- [YOUR INSTRUCTIONS]: Reproduce all of the records exactly.

- [RECORDS SHOWN]:
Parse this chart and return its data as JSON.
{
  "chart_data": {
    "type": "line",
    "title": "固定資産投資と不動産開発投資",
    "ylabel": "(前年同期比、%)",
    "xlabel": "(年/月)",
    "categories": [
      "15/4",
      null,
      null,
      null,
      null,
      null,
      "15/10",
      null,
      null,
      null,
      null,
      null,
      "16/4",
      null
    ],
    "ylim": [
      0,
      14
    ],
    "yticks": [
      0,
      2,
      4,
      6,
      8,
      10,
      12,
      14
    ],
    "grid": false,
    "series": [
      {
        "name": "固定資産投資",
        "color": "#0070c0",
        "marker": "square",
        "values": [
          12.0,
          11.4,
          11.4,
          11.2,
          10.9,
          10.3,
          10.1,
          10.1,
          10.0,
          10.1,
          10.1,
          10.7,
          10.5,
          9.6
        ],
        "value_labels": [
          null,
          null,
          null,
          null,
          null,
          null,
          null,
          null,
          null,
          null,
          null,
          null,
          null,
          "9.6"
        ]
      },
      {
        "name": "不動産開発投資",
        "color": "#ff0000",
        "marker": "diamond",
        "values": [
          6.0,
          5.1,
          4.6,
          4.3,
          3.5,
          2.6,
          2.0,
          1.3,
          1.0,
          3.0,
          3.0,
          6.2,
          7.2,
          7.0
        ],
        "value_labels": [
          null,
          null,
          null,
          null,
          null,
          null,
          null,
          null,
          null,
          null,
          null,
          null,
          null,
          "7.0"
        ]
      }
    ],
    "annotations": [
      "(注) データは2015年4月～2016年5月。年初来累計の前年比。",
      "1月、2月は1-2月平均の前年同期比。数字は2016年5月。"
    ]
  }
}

- [REPLY TO THE EXERCISE]:
Parse this chart and return its data as JSON.
{
  "chart_data": {
    "type": "line",
    "title": "固定資産投資と不動産開発投資",
    "ylabel": "(前年同期比、%)",
    "xlabel": "(年/月)",
    "categories": [
      "15/4",
      null,
      null,
      null,
      null,
      null,
      "15/10",
      null,
      null,
      null,
      null,
      null,
      "16/4",
      null
    ],
    "ylim": [
      0,
      14
    ],
    "yticks": [
      0,
      2,
      4,
      6,
      8,
      10,
      12,
      14
    ],
    "grid": false,
    "series": [
      {
        "name": "固定資産投資",
        "color": "#0070c0",
        "marker": "square",
        "values": [
          12.0,
          11.4,
          11.4,
          11.2,
          10.9,
          10.3,
          10.1,
          10.1,
          10.0,
          10.1,
          10.1,
          10.7,
          10.5,
          9.6
        ],
        "value_labels": [
          null,
          null,
          null,
          null,
          null,
          null,
          null,
          null,
          null,
          null,
          null,
          null,
          null,
          "9.6"
        ]
      },
      {
        "name": "不動産開発投資",
        "color": "#ff0000",
        "marker": "diamond",
        "values": [
          6.0,
          5.1,
          4.6,
          4.3,
          3.5,
          2.6,
          2.0,
          1.3,
          1.0,
          3.0,
          3.0,
          6.2,
          7.2,
          7.0
        ],
        "value_labels": [
          null,
          null,
          null,
          null,
          null,
          null,
          null,
          null,
          null,
          null,
          null,
          null,
          null,
          "7.0"
        ]
      }
    ],
    "annotations": [
      "(注) データは2015年4月～2016年5月。年初来累計の前年比。",
      "1月、2月は1-2月平均の前年同期比。数字は2016年5月。"
    ]
  }
}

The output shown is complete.